Short problem:
Count only the lines of the records that hold "remove", then give the number without any other words.

Extracted data entries:

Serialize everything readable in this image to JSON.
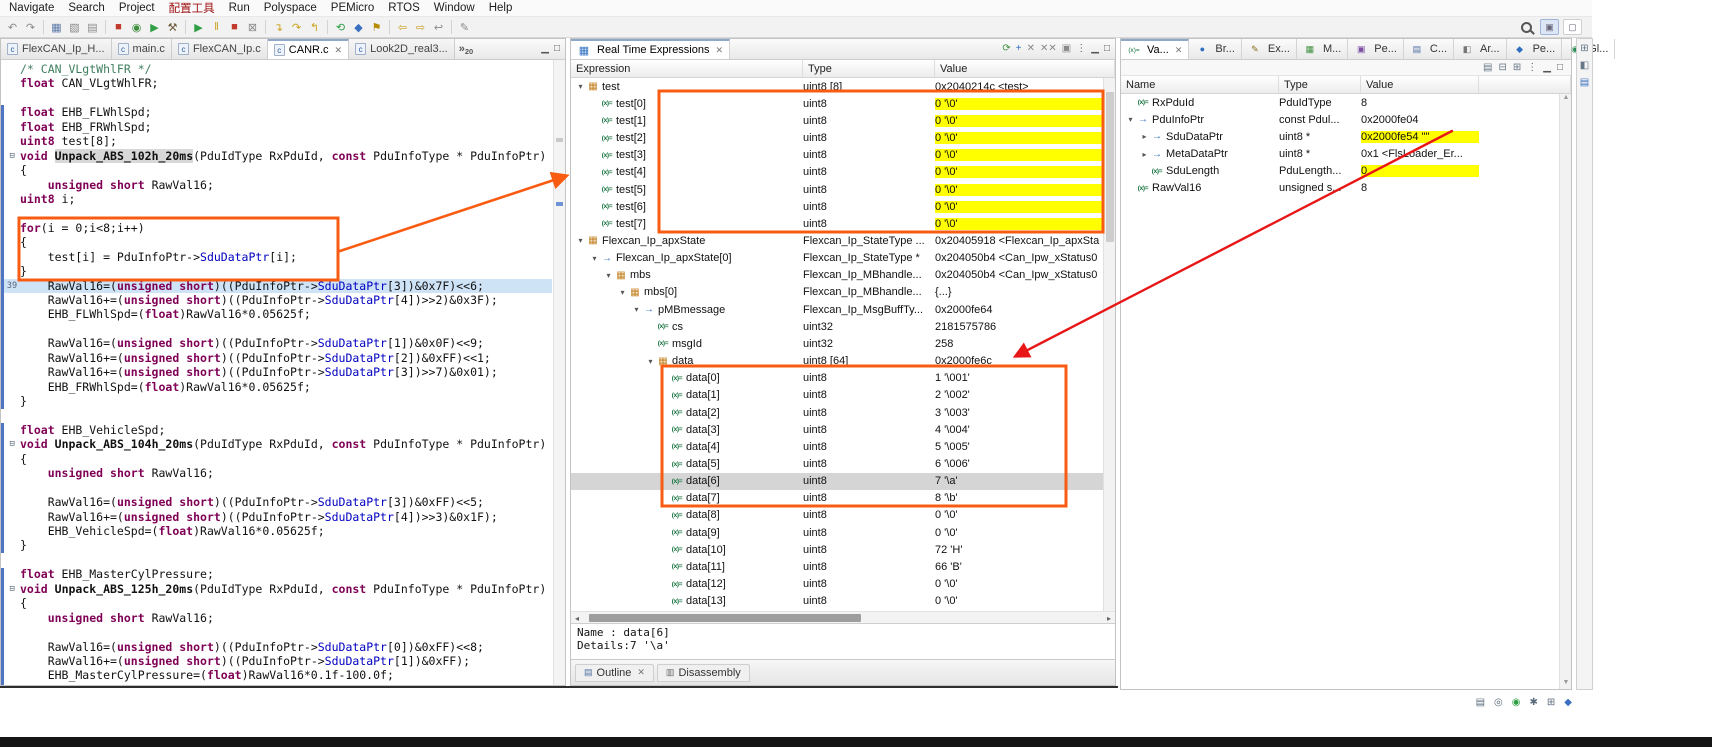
{
  "colors": {
    "annotation_orange": "#f85c12",
    "annotation_red": "#e81717",
    "highlight_yellow": "#ffff00",
    "current_line_blue": "#cfe3f7",
    "selection_gray": "#d5d5d5",
    "keyword_maroon": "#7f0055",
    "comment_green": "#3f7f5f",
    "member_blue": "#0000c0",
    "menu_accent_red": "#a01313",
    "change_bar_blue": "#4f74c4"
  },
  "menu": {
    "items": [
      {
        "id": "navigate",
        "label": "Navigate"
      },
      {
        "id": "search",
        "label": "Search"
      },
      {
        "id": "project",
        "label": "Project"
      },
      {
        "id": "config-tool",
        "label": "配置工具",
        "accent": true
      },
      {
        "id": "run",
        "label": "Run"
      },
      {
        "id": "polyspace",
        "label": "Polyspace"
      },
      {
        "id": "pemicro",
        "label": "PEMicro"
      },
      {
        "id": "rtos",
        "label": "RTOS"
      },
      {
        "id": "window",
        "label": "Window"
      },
      {
        "id": "help",
        "label": "Help"
      }
    ]
  },
  "toolbar": {
    "items": [
      {
        "name": "undo-icon",
        "glyph": "↶",
        "color": "#8a8a8a"
      },
      {
        "name": "redo-icon",
        "glyph": "↷",
        "color": "#8a8a8a"
      },
      {
        "sep": true
      },
      {
        "name": "save-icon",
        "glyph": "▦",
        "color": "#5b7aa8"
      },
      {
        "name": "save-all-icon",
        "glyph": "▧",
        "color": "#8a8a8a"
      },
      {
        "name": "print-icon",
        "glyph": "▤",
        "color": "#8a8a8a"
      },
      {
        "sep": true
      },
      {
        "name": "stop-icon",
        "glyph": "■",
        "color": "#c0392b"
      },
      {
        "name": "debug-icon",
        "glyph": "◉",
        "color": "#3f8f3f"
      },
      {
        "name": "run-icon",
        "glyph": "▶",
        "color": "#2f9e44"
      },
      {
        "name": "build-icon",
        "glyph": "⚒",
        "color": "#6e5b3c"
      },
      {
        "sep": true
      },
      {
        "name": "resume-icon",
        "glyph": "▶",
        "color": "#2f9e44"
      },
      {
        "name": "suspend-icon",
        "glyph": "‖",
        "color": "#caa21a"
      },
      {
        "name": "terminate-icon",
        "glyph": "■",
        "color": "#c0392b"
      },
      {
        "name": "disconnect-icon",
        "glyph": "⊠",
        "color": "#8a8a8a"
      },
      {
        "sep": true
      },
      {
        "name": "step-into-icon",
        "glyph": "↴",
        "color": "#caa21a"
      },
      {
        "name": "step-over-icon",
        "glyph": "↷",
        "color": "#caa21a"
      },
      {
        "name": "step-return-icon",
        "glyph": "↰",
        "color": "#caa21a"
      },
      {
        "sep": true
      },
      {
        "name": "restart-icon",
        "glyph": "⟲",
        "color": "#2f9e44"
      },
      {
        "name": "pemicro-tool-icon",
        "glyph": "◆",
        "color": "#3b6fbf"
      },
      {
        "name": "flag-icon",
        "glyph": "⚑",
        "color": "#b58900"
      },
      {
        "sep": true
      },
      {
        "name": "back-icon",
        "glyph": "⇦",
        "color": "#c9a227"
      },
      {
        "name": "forward-icon",
        "glyph": "⇨",
        "color": "#c9a227"
      },
      {
        "name": "last-edit-icon",
        "glyph": "↩",
        "color": "#8a8a8a"
      },
      {
        "sep": true
      },
      {
        "name": "annotation-icon",
        "glyph": "✎",
        "color": "#8a8a8a"
      }
    ]
  },
  "editor": {
    "tabs": [
      {
        "label": "FlexCAN_Ip_H...",
        "selected": false
      },
      {
        "label": "main.c",
        "selected": false
      },
      {
        "label": "FlexCAN_Ip.c",
        "selected": false
      },
      {
        "label": "CANR.c",
        "selected": true
      },
      {
        "label": "Look2D_real3...",
        "selected": false
      }
    ],
    "overflow": {
      "glyph": "»",
      "count": "20"
    },
    "window_icons": [
      {
        "name": "minimize-icon",
        "glyph": "▁",
        "color": "#555555"
      },
      {
        "name": "maximize-icon",
        "glyph": "□",
        "color": "#555555"
      }
    ],
    "gutter_number": "39",
    "current_line": 15,
    "fold_lines": [
      6,
      26,
      36
    ],
    "lines": [
      "/* CAN_VLgtWhlFR */",
      "float CAN_VLgtWhlFR;",
      "",
      "float EHB_FLWhlSpd;",
      "float EHB_FRWhlSpd;",
      "uint8 test[8];",
      "void Unpack_ABS_102h_20ms(PduIdType RxPduId, const PduInfoType * PduInfoPtr)",
      "{",
      "    unsigned short RawVal16;",
      "uint8 i;",
      "",
      "for(i = 0;i<8;i++)",
      "{",
      "    test[i] = PduInfoPtr->SduDataPtr[i];",
      "}",
      "    RawVal16=(unsigned short)((PduInfoPtr->SduDataPtr[3])&0x7F)<<6;",
      "    RawVal16+=(unsigned short)((PduInfoPtr->SduDataPtr[4])>>2)&0x3F);",
      "    EHB_FLWhlSpd=(float)RawVal16*0.05625f;",
      "",
      "    RawVal16=(unsigned short)((PduInfoPtr->SduDataPtr[1])&0x0F)<<9;",
      "    RawVal16+=(unsigned short)((PduInfoPtr->SduDataPtr[2])&0xFF)<<1;",
      "    RawVal16+=(unsigned short)((PduInfoPtr->SduDataPtr[3])>>7)&0x01);",
      "    EHB_FRWhlSpd=(float)RawVal16*0.05625f;",
      "}",
      "",
      "float EHB_VehicleSpd;",
      "void Unpack_ABS_104h_20ms(PduIdType RxPduId, const PduInfoType * PduInfoPtr)",
      "{",
      "    unsigned short RawVal16;",
      "",
      "    RawVal16=(unsigned short)((PduInfoPtr->SduDataPtr[3])&0xFF)<<5;",
      "    RawVal16+=(unsigned short)((PduInfoPtr->SduDataPtr[4])>>3)&0x1F);",
      "    EHB_VehicleSpd=(float)RawVal16*0.05625f;",
      "}",
      "",
      "float EHB_MasterCylPressure;",
      "void Unpack_ABS_125h_20ms(PduIdType RxPduId, const PduInfoType * PduInfoPtr)",
      "{",
      "    unsigned short RawVal16;",
      "",
      "    RawVal16=(unsigned short)((PduInfoPtr->SduDataPtr[0])&0xFF)<<8;",
      "    RawVal16+=(unsigned short)((PduInfoPtr->SduDataPtr[1])&0xFF);",
      "    EHB_MasterCylPressure=(float)RawVal16*0.1f-100.0f;"
    ]
  },
  "rte": {
    "title": "Real Time Expressions",
    "columns": [
      "Expression",
      "Type",
      "Value"
    ],
    "header_icons": [
      {
        "name": "refresh-icon",
        "glyph": "⟳",
        "color": "#3f8f3f"
      },
      {
        "name": "add-expression-icon",
        "glyph": "+",
        "color": "#2f6fc0"
      },
      {
        "name": "remove-icon",
        "glyph": "✕",
        "color": "#888888"
      },
      {
        "name": "remove-all-icon",
        "glyph": "✕✕",
        "color": "#888888"
      },
      {
        "name": "snapshot-icon",
        "glyph": "▣",
        "color": "#888888"
      },
      {
        "name": "view-menu-icon",
        "glyph": "⋮",
        "color": "#555555"
      },
      {
        "name": "minimize-icon",
        "glyph": "▁",
        "color": "#555555"
      },
      {
        "name": "maximize-icon",
        "glyph": "□",
        "color": "#555555"
      }
    ],
    "rows": [
      {
        "lvl": 0,
        "exp": "open",
        "icon": "arr",
        "name": "test",
        "type": "uint8 [8]",
        "value": "0x2040214c <test>"
      },
      {
        "lvl": 1,
        "icon": "var",
        "name": "test[0]",
        "type": "uint8",
        "value": "0 '\\0'",
        "hl": true
      },
      {
        "lvl": 1,
        "icon": "var",
        "name": "test[1]",
        "type": "uint8",
        "value": "0 '\\0'",
        "hl": true
      },
      {
        "lvl": 1,
        "icon": "var",
        "name": "test[2]",
        "type": "uint8",
        "value": "0 '\\0'",
        "hl": true
      },
      {
        "lvl": 1,
        "icon": "var",
        "name": "test[3]",
        "type": "uint8",
        "value": "0 '\\0'",
        "hl": true
      },
      {
        "lvl": 1,
        "icon": "var",
        "name": "test[4]",
        "type": "uint8",
        "value": "0 '\\0'",
        "hl": true
      },
      {
        "lvl": 1,
        "icon": "var",
        "name": "test[5]",
        "type": "uint8",
        "value": "0 '\\0'",
        "hl": true
      },
      {
        "lvl": 1,
        "icon": "var",
        "name": "test[6]",
        "type": "uint8",
        "value": "0 '\\0'",
        "hl": true
      },
      {
        "lvl": 1,
        "icon": "var",
        "name": "test[7]",
        "type": "uint8",
        "value": "0 '\\0'",
        "hl": true
      },
      {
        "lvl": 0,
        "exp": "open",
        "icon": "arr",
        "name": "Flexcan_Ip_apxState",
        "type": "Flexcan_Ip_StateType ...",
        "value": "0x20405918 <Flexcan_Ip_apxSta"
      },
      {
        "lvl": 1,
        "exp": "open",
        "icon": "ptr",
        "name": "Flexcan_Ip_apxState[0]",
        "type": "Flexcan_Ip_StateType *",
        "value": "0x204050b4 <Can_Ipw_xStatus0"
      },
      {
        "lvl": 2,
        "exp": "open",
        "icon": "arr",
        "name": "mbs",
        "type": "Flexcan_Ip_MBhandle...",
        "value": "0x204050b4 <Can_Ipw_xStatus0"
      },
      {
        "lvl": 3,
        "exp": "open",
        "icon": "arr",
        "name": "mbs[0]",
        "type": "Flexcan_Ip_MBhandle...",
        "value": "{...}"
      },
      {
        "lvl": 4,
        "exp": "open",
        "icon": "ptr",
        "name": "pMBmessage",
        "type": "Flexcan_Ip_MsgBuffTy...",
        "value": "0x2000fe64"
      },
      {
        "lvl": 5,
        "icon": "var",
        "name": "cs",
        "type": "uint32",
        "value": "2181575786"
      },
      {
        "lvl": 5,
        "icon": "var",
        "name": "msgId",
        "type": "uint32",
        "value": "258"
      },
      {
        "lvl": 5,
        "exp": "open",
        "icon": "arr",
        "name": "data",
        "type": "uint8 [64]",
        "value": "0x2000fe6c"
      },
      {
        "lvl": 6,
        "icon": "var",
        "name": "data[0]",
        "type": "uint8",
        "value": "1 '\\001'"
      },
      {
        "lvl": 6,
        "icon": "var",
        "name": "data[1]",
        "type": "uint8",
        "value": "2 '\\002'"
      },
      {
        "lvl": 6,
        "icon": "var",
        "name": "data[2]",
        "type": "uint8",
        "value": "3 '\\003'"
      },
      {
        "lvl": 6,
        "icon": "var",
        "name": "data[3]",
        "type": "uint8",
        "value": "4 '\\004'"
      },
      {
        "lvl": 6,
        "icon": "var",
        "name": "data[4]",
        "type": "uint8",
        "value": "5 '\\005'"
      },
      {
        "lvl": 6,
        "icon": "var",
        "name": "data[5]",
        "type": "uint8",
        "value": "6 '\\006'"
      },
      {
        "lvl": 6,
        "icon": "var",
        "name": "data[6]",
        "type": "uint8",
        "value": "7 '\\a'",
        "sel": true
      },
      {
        "lvl": 6,
        "icon": "var",
        "name": "data[7]",
        "type": "uint8",
        "value": "8 '\\b'"
      },
      {
        "lvl": 6,
        "icon": "var",
        "name": "data[8]",
        "type": "uint8",
        "value": "0 '\\0'"
      },
      {
        "lvl": 6,
        "icon": "var",
        "name": "data[9]",
        "type": "uint8",
        "value": "0 '\\0'"
      },
      {
        "lvl": 6,
        "icon": "var",
        "name": "data[10]",
        "type": "uint8",
        "value": "72 'H'"
      },
      {
        "lvl": 6,
        "icon": "var",
        "name": "data[11]",
        "type": "uint8",
        "value": "66 'B'"
      },
      {
        "lvl": 6,
        "icon": "var",
        "name": "data[12]",
        "type": "uint8",
        "value": "0 '\\0'"
      },
      {
        "lvl": 6,
        "icon": "var",
        "name": "data[13]",
        "type": "uint8",
        "value": "0 '\\0'"
      }
    ],
    "details": {
      "line1": "Name : data[6]",
      "line2": "Details:7 '\\a'"
    }
  },
  "bottom_tabs": [
    {
      "label": "Outline",
      "icon_name": "outline-icon",
      "glyph": "▤",
      "color": "#4f6fa0",
      "close": true
    },
    {
      "label": "Disassembly",
      "icon_name": "disassembly-icon",
      "glyph": "▥",
      "color": "#6a6a6a",
      "close": false
    }
  ],
  "variables": {
    "tabs": [
      {
        "label": "Va...",
        "selected": true,
        "icon_name": "variables-icon",
        "glyph": "(x)=",
        "color": "#0e6e38"
      },
      {
        "label": "Br...",
        "selected": false,
        "icon_name": "breakpoints-icon",
        "glyph": "●",
        "color": "#2f6fc0"
      },
      {
        "label": "Ex...",
        "selected": false,
        "icon_name": "expressions-icon",
        "glyph": "✎",
        "color": "#8a6d1f"
      },
      {
        "label": "M...",
        "selected": false,
        "icon_name": "memory-icon",
        "glyph": "▦",
        "color": "#3f8f3f"
      },
      {
        "label": "Pe...",
        "selected": false,
        "icon_name": "peripherals-icon",
        "glyph": "▣",
        "color": "#7c4fa0"
      },
      {
        "label": "C...",
        "selected": false,
        "icon_name": "cache-icon",
        "glyph": "▤",
        "color": "#4f6fa0"
      },
      {
        "label": "Ar...",
        "selected": false,
        "icon_name": "arrays-icon",
        "glyph": "◧",
        "color": "#777777"
      },
      {
        "label": "Pe...",
        "selected": false,
        "icon_name": "pemicro-icon",
        "glyph": "◆",
        "color": "#2f6fc0"
      },
      {
        "label": "Gl...",
        "selected": false,
        "icon_name": "globals-icon",
        "glyph": "◉",
        "color": "#2e8b57"
      }
    ],
    "toolbar_icons": [
      {
        "name": "show-columns-icon",
        "glyph": "▤",
        "color": "#667788"
      },
      {
        "name": "collapse-all-icon",
        "glyph": "⊟",
        "color": "#667788"
      },
      {
        "name": "layout-icon",
        "glyph": "⊞",
        "color": "#667788"
      },
      {
        "name": "view-menu-icon",
        "glyph": "⋮",
        "color": "#555555"
      },
      {
        "name": "minimize-icon",
        "glyph": "▁",
        "color": "#555555"
      },
      {
        "name": "maximize-icon",
        "glyph": "□",
        "color": "#555555"
      }
    ],
    "columns": [
      "Name",
      "Type",
      "Value"
    ],
    "rows": [
      {
        "lvl": 0,
        "icon": "var",
        "name": "RxPduId",
        "type": "PduIdType",
        "value": "8"
      },
      {
        "lvl": 0,
        "exp": "open",
        "icon": "ptr",
        "name": "PduInfoPtr",
        "type": "const Pdul...",
        "value": "0x2000fe04"
      },
      {
        "lvl": 1,
        "exp": "closed",
        "icon": "ptr",
        "name": "SduDataPtr",
        "type": "uint8 *",
        "value": "0x2000fe54 \"\"",
        "hl": true
      },
      {
        "lvl": 1,
        "exp": "closed",
        "icon": "ptr",
        "name": "MetaDataPtr",
        "type": "uint8 *",
        "value": "0x1 <FlsLoader_Er..."
      },
      {
        "lvl": 1,
        "icon": "var",
        "name": "SduLength",
        "type": "PduLength...",
        "value": "0",
        "hl": true
      },
      {
        "lvl": 0,
        "icon": "var",
        "name": "RawVal16",
        "type": "unsigned s...",
        "value": "8"
      }
    ]
  },
  "side_strip_icons": [
    {
      "name": "restore-panel-icon",
      "glyph": "⊞",
      "color": "#667788"
    },
    {
      "name": "outline-strip-icon",
      "glyph": "◧",
      "color": "#667788"
    },
    {
      "name": "view-strip-icon",
      "glyph": "▤",
      "color": "#3b6fbf"
    }
  ],
  "min_bar_icons": [
    {
      "name": "restore-view-icon",
      "glyph": "▤",
      "color": "#5a6b7c"
    },
    {
      "name": "pin-view-icon",
      "glyph": "◎",
      "color": "#5a6b7c"
    },
    {
      "name": "device-status-icon",
      "glyph": "◉",
      "color": "#2e9e44"
    },
    {
      "name": "snippet-view-icon",
      "glyph": "✱",
      "color": "#5a6b7c"
    },
    {
      "name": "grid-view-icon",
      "glyph": "⊞",
      "color": "#5a6b7c"
    },
    {
      "name": "pemicro-view-icon",
      "glyph": "◆",
      "color": "#3b6fbf"
    }
  ]
}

Exercise answer:
2